WHAT IS ASKED →
Retype everything in the listing, leaving each line exactly as it is.

DATA FOR THIS TASK →

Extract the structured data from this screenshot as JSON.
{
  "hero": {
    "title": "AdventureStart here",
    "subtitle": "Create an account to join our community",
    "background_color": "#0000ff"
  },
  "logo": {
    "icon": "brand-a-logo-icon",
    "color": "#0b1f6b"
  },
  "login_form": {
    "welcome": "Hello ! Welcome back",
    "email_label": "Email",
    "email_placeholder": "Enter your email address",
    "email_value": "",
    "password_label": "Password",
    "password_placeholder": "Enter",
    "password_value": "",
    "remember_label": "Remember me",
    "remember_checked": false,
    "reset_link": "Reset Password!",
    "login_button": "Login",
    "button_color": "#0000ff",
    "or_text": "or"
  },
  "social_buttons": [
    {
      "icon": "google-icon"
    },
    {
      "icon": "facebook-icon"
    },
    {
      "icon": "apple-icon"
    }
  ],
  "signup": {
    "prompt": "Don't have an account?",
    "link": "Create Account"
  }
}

ANSWER TO THE TASK →
Extract the structured data from this screenshot as JSON.
{
  "hero": {
    "title": "AdventureStart here",
    "subtitle": "Create an account to join our community",
    "background_color": "#0000ff"
  },
  "logo": {
    "icon": "brand-a-logo-icon",
    "color": "#0b1f6b"
  },
  "login_form": {
    "welcome": "Hello ! Welcome back",
    "email_label": "Email",
    "email_placeholder": "Enter your email address",
    "email_value": "",
    "password_label": "Password",
    "password_placeholder": "Enter",
    "password_value": "",
    "remember_label": "Remember me",
    "remember_checked": false,
    "reset_link": "Reset Password!",
    "login_button": "Login",
    "button_color": "#0000ff",
    "or_text": "or"
  },
  "social_buttons": [
    {
      "icon": "google-icon"
    },
    {
      "icon": "facebook-icon"
    },
    {
      "icon": "apple-icon"
    }
  ],
  "signup": {
    "prompt": "Don't have an account?",
    "link": "Create Account"
  }
}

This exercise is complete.